> **What to work on**
Pull out every line of the records below verbatim, leaving out the pictures.

> **Data for processing**
==========

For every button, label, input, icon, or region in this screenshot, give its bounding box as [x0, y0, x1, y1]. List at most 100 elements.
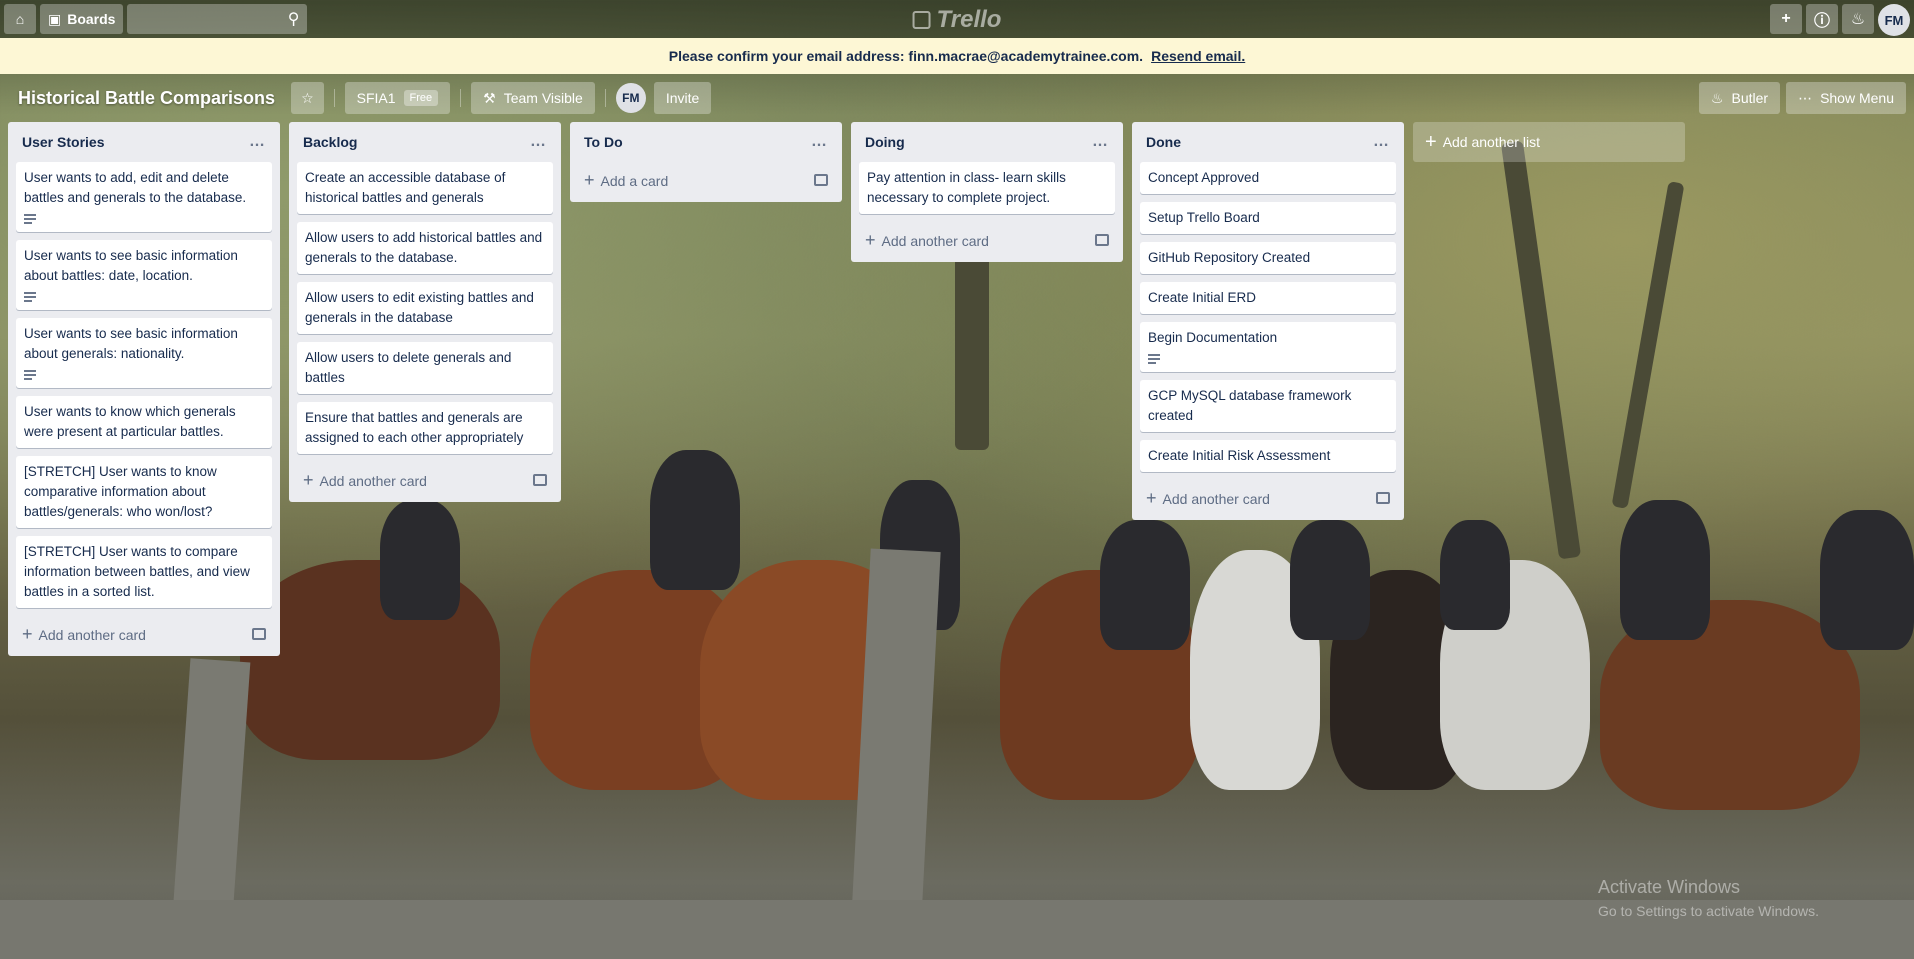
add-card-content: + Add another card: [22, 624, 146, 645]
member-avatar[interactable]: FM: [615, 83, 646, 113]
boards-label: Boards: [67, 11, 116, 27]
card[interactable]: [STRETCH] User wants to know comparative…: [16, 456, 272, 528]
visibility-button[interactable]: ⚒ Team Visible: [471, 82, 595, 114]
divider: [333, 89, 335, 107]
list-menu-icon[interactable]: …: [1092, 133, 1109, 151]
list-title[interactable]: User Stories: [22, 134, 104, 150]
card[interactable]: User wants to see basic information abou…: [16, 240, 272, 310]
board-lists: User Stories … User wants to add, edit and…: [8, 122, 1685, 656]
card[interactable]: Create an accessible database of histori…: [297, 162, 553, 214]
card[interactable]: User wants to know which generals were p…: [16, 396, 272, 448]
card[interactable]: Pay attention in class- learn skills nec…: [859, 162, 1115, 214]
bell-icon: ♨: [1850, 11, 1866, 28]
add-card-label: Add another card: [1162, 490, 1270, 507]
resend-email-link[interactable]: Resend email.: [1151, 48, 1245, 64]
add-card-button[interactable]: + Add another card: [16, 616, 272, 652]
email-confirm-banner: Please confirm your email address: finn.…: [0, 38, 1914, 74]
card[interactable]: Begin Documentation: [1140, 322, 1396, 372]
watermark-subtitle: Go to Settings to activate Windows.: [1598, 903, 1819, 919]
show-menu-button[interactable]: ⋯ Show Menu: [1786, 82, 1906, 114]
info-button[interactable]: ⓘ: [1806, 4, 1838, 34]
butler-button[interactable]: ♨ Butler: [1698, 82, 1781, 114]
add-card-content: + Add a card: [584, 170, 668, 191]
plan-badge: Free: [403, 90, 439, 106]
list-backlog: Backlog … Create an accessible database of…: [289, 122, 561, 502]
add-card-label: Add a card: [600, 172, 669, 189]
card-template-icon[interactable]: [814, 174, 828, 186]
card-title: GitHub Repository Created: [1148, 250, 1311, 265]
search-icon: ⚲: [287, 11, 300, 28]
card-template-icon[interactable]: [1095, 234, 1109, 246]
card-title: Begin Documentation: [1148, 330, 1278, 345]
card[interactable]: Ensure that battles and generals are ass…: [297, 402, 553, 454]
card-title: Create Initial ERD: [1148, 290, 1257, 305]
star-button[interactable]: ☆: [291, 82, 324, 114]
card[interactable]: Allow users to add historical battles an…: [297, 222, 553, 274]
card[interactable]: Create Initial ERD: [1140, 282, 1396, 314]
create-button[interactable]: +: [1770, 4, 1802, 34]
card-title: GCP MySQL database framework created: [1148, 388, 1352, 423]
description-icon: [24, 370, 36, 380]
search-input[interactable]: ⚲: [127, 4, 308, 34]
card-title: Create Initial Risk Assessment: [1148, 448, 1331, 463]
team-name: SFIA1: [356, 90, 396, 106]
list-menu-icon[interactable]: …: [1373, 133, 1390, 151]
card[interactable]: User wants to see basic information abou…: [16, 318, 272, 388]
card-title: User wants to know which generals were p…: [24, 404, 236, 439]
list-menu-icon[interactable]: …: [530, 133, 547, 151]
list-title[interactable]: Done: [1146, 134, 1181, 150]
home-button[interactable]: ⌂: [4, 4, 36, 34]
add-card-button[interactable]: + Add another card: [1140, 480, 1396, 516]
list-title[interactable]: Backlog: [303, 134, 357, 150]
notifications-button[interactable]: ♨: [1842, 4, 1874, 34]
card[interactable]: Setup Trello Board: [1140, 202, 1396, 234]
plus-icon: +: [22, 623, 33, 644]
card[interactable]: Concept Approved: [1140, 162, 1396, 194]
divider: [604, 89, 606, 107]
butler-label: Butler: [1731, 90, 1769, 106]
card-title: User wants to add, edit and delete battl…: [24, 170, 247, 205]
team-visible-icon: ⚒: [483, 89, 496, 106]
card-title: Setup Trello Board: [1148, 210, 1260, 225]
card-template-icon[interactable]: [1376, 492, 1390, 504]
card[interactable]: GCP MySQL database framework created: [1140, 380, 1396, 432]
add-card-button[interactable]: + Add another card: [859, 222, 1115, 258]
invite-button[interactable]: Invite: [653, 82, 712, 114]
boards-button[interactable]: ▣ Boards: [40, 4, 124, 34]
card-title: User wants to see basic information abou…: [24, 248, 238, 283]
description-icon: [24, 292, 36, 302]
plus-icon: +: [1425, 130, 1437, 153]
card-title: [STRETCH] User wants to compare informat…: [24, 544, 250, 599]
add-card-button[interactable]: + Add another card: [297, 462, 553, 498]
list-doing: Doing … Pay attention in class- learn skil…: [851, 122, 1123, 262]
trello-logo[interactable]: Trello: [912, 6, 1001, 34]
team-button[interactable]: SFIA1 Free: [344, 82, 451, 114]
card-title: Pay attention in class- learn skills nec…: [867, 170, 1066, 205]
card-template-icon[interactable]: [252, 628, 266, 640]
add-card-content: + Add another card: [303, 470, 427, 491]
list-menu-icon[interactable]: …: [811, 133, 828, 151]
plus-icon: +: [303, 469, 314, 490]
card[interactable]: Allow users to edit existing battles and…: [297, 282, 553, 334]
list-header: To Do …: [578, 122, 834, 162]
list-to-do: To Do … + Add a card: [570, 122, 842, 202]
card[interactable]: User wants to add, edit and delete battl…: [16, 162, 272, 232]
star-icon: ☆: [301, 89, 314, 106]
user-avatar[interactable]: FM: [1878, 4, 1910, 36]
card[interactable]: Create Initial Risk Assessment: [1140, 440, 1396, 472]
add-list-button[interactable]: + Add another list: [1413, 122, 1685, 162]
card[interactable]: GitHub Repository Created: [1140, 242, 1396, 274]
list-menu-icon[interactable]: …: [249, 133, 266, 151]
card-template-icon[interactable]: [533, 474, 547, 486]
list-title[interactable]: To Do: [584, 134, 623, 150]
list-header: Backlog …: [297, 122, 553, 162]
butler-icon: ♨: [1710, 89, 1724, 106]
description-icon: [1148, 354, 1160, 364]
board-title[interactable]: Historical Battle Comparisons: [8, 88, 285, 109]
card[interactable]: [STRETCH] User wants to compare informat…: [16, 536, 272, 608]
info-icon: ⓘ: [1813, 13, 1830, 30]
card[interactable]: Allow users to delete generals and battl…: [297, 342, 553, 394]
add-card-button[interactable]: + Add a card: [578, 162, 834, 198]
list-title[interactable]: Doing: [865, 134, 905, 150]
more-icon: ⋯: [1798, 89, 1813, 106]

==========

> **Exercise output**
For every button, label, input, icon, or region in this screenshot, give its bounding box as [x0, y0, x1, y1]. List at most 100 elements.
add-card-content: + Add another card: [22, 624, 146, 645]
member-avatar[interactable]: FM: [615, 83, 646, 113]
boards-label: Boards: [67, 11, 116, 27]
card[interactable]: [STRETCH] User wants to know comparative…: [16, 456, 272, 528]
visibility-button[interactable]: ⚒ Team Visible: [471, 82, 595, 114]
divider: [333, 89, 335, 107]
list-menu-icon[interactable]: …: [1092, 133, 1109, 151]
list-title[interactable]: User Stories: [22, 134, 104, 150]
card[interactable]: User wants to see basic information abou…: [16, 240, 272, 310]
board-lists: User Stories … User wants to add, edit and…: [8, 122, 1685, 656]
card[interactable]: Create an accessible database of histori…: [297, 162, 553, 214]
card[interactable]: User wants to know which generals were p…: [16, 396, 272, 448]
card[interactable]: Pay attention in class- learn skills nec…: [859, 162, 1115, 214]
bell-icon: ♨: [1850, 11, 1866, 28]
add-card-label: Add another card: [1162, 490, 1270, 507]
resend-email-link[interactable]: Resend email.: [1151, 48, 1245, 64]
add-card-button[interactable]: + Add another card: [16, 616, 272, 652]
email-confirm-banner: Please confirm your email address: finn.…: [0, 38, 1914, 74]
card[interactable]: Begin Documentation: [1140, 322, 1396, 372]
watermark-subtitle: Go to Settings to activate Windows.: [1598, 903, 1819, 919]
show-menu-button[interactable]: ⋯ Show Menu: [1786, 82, 1906, 114]
info-button[interactable]: ⓘ: [1806, 4, 1838, 34]
butler-button[interactable]: ♨ Butler: [1698, 82, 1781, 114]
add-card-content: + Add a card: [584, 170, 668, 191]
plan-badge: Free: [403, 90, 439, 106]
list-backlog: Backlog … Create an accessible database of…: [289, 122, 561, 502]
add-card-label: Add a card: [600, 172, 669, 189]
card-template-icon[interactable]: [814, 174, 828, 186]
card-title: GitHub Repository Created: [1148, 250, 1311, 265]
search-icon: ⚲: [287, 11, 300, 28]
card-template-icon[interactable]: [1095, 234, 1109, 246]
card-title: Begin Documentation: [1148, 330, 1278, 345]
card[interactable]: Ensure that battles and generals are ass…: [297, 402, 553, 454]
card-title: Create Initial ERD: [1148, 290, 1257, 305]
star-button[interactable]: ☆: [291, 82, 324, 114]
card[interactable]: Allow users to add historical battles an…: [297, 222, 553, 274]
card[interactable]: Create Initial ERD: [1140, 282, 1396, 314]
create-button[interactable]: +: [1770, 4, 1802, 34]
card-title: GCP MySQL database framework created: [1148, 388, 1352, 423]
description-icon: [24, 370, 36, 380]
search-input[interactable]: ⚲: [127, 4, 308, 34]
card-title: Create Initial Risk Assessment: [1148, 448, 1331, 463]
team-name: SFIA1: [356, 90, 396, 106]
list-menu-icon[interactable]: …: [1373, 133, 1390, 151]
card[interactable]: User wants to see basic information abou…: [16, 318, 272, 388]
card-title: User wants to know which generals were p…: [24, 404, 236, 439]
list-menu-icon[interactable]: …: [530, 133, 547, 151]
list-title[interactable]: Done: [1146, 134, 1181, 150]
home-button[interactable]: ⌂: [4, 4, 36, 34]
add-card-button[interactable]: + Add another card: [1140, 480, 1396, 516]
list-title[interactable]: Backlog: [303, 134, 357, 150]
notifications-button[interactable]: ♨: [1842, 4, 1874, 34]
card[interactable]: Setup Trello Board: [1140, 202, 1396, 234]
plus-icon: +: [22, 623, 33, 644]
card[interactable]: Concept Approved: [1140, 162, 1396, 194]
divider: [604, 89, 606, 107]
butler-label: Butler: [1731, 90, 1769, 106]
card-title: User wants to add, edit and delete battl…: [24, 170, 247, 205]
team-visible-icon: ⚒: [483, 89, 496, 106]
card-title: Setup Trello Board: [1148, 210, 1260, 225]
card-template-icon[interactable]: [1376, 492, 1390, 504]
card[interactable]: GCP MySQL database framework created: [1140, 380, 1396, 432]
add-card-button[interactable]: + Add another card: [859, 222, 1115, 258]
invite-button[interactable]: Invite: [653, 82, 712, 114]
boards-button[interactable]: ▣ Boards: [40, 4, 124, 34]
card-title: User wants to see basic information abou…: [24, 248, 238, 283]
description-icon: [24, 292, 36, 302]
plus-icon: +: [1425, 130, 1437, 153]
card-title: [STRETCH] User wants to compare informat…: [24, 544, 250, 599]
add-card-button[interactable]: + Add another card: [297, 462, 553, 498]
list-doing: Doing … Pay attention in class- learn skil…: [851, 122, 1123, 262]
trello-logo[interactable]: Trello: [912, 6, 1001, 34]
team-button[interactable]: SFIA1 Free: [344, 82, 451, 114]
card-title: Pay attention in class- learn skills nec…: [867, 170, 1066, 205]
card-template-icon[interactable]: [252, 628, 266, 640]
add-card-content: + Add another card: [303, 470, 427, 491]
list-menu-icon[interactable]: …: [811, 133, 828, 151]
plus-icon: +: [303, 469, 314, 490]
card[interactable]: Allow users to edit existing battles and…: [297, 282, 553, 334]
list-header: To Do …: [578, 122, 834, 162]
list-to-do: To Do … + Add a card: [570, 122, 842, 202]
card[interactable]: User wants to add, edit and delete battl…: [16, 162, 272, 232]
star-icon: ☆: [301, 89, 314, 106]
user-avatar[interactable]: FM: [1878, 4, 1910, 36]
card[interactable]: Create Initial Risk Assessment: [1140, 440, 1396, 472]
add-list-button[interactable]: + Add another list: [1413, 122, 1685, 162]
card[interactable]: GitHub Repository Created: [1140, 242, 1396, 274]
list-menu-icon[interactable]: …: [249, 133, 266, 151]
card-template-icon[interactable]: [533, 474, 547, 486]
list-title[interactable]: To Do: [584, 134, 623, 150]
list-header: Backlog …: [297, 122, 553, 162]
butler-icon: ♨: [1710, 89, 1724, 106]
description-icon: [1148, 354, 1160, 364]
board-title[interactable]: Historical Battle Comparisons: [8, 88, 285, 109]
card[interactable]: [STRETCH] User wants to compare informat…: [16, 536, 272, 608]
info-icon: ⓘ: [1813, 13, 1830, 30]
card[interactable]: Allow users to delete generals and battl…: [297, 342, 553, 394]
add-card-button[interactable]: + Add a card: [578, 162, 834, 198]
list-title[interactable]: Doing: [865, 134, 905, 150]
more-icon: ⋯: [1798, 89, 1813, 106]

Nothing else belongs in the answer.